## Requirements
Reproduce every line of the material below, word for word.
### Records supplied
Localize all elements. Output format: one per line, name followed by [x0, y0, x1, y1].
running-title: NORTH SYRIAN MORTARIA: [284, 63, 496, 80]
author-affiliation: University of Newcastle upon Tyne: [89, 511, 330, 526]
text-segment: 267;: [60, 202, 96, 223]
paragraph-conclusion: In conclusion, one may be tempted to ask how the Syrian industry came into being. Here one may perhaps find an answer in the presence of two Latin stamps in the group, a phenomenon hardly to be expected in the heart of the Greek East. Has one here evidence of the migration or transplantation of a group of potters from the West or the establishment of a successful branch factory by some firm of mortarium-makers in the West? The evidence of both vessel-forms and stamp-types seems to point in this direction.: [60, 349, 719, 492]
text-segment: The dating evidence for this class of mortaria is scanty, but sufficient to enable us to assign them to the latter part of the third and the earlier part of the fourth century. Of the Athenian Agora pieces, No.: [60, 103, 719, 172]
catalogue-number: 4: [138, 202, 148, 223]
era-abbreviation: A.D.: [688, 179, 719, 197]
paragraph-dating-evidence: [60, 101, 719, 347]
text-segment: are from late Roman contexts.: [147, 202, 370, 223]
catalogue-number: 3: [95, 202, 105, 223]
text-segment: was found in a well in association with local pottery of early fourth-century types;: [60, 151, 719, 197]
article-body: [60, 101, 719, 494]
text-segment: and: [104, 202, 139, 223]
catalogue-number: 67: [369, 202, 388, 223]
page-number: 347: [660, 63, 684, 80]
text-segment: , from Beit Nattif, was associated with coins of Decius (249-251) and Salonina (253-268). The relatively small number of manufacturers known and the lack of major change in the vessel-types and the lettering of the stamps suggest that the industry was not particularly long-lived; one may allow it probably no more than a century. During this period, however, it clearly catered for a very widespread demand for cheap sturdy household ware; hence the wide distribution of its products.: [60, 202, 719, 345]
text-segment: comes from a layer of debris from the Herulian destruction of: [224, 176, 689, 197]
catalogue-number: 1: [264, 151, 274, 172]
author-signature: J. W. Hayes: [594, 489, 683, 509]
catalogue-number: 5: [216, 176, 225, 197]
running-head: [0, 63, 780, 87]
######
## Task response
Localize all elements. Output format: one per line, name followed by [x0, y0, x1, y1].
running-title: NORTH SYRIAN MORTARIA: [284, 63, 496, 80]
author-affiliation: University of Newcastle upon Tyne: [89, 511, 330, 526]
text-segment: 267;: [60, 202, 96, 223]
paragraph-conclusion: In conclusion, one may be tempted to ask how the Syrian industry came into being. Here one may perhaps find an answer in the presence of two Latin stamps in the group, a phenomenon hardly to be expected in the heart of the Greek East. Has one here evidence of the migration or transplantation of a group of potters from the West or the establishment of a successful branch factory by some firm of mortarium-makers in the West? The evidence of both vessel-forms and stamp-types seems to point in this direction.: [60, 349, 719, 492]
text-segment: The dating evidence for this class of mortaria is scanty, but sufficient to enable us to assign them to the latter part of the third and the earlier part of the fourth century. Of the Athenian Agora pieces, No.: [60, 103, 719, 172]
catalogue-number: 4: [138, 202, 148, 223]
era-abbreviation: A.D.: [688, 179, 719, 197]
paragraph-dating-evidence: [60, 101, 719, 347]
text-segment: are from late Roman contexts.: [147, 202, 370, 223]
catalogue-number: 3: [95, 202, 105, 223]
text-segment: was found in a well in association with local pottery of early fourth-century types;: [60, 151, 719, 197]
article-body: [60, 101, 719, 494]
text-segment: and: [104, 202, 139, 223]
catalogue-number: 67: [369, 202, 388, 223]
page-number: 347: [660, 63, 684, 80]
text-segment: , from Beit Nattif, was associated with coins of Decius (249-251) and Salonina (253-268). The relatively small number of manufacturers known and the lack of major change in the vessel-types and the lettering of the stamps suggest that the industry was not particularly long-lived; one may allow it probably no more than a century. During this period, however, it clearly catered for a very widespread demand for cheap sturdy household ware; hence the wide distribution of its products.: [60, 202, 719, 345]
text-segment: comes from a layer of debris from the Herulian destruction of: [224, 176, 689, 197]
catalogue-number: 1: [264, 151, 274, 172]
author-signature: J. W. Hayes: [594, 489, 683, 509]
catalogue-number: 5: [216, 176, 225, 197]
running-head: [0, 63, 780, 87]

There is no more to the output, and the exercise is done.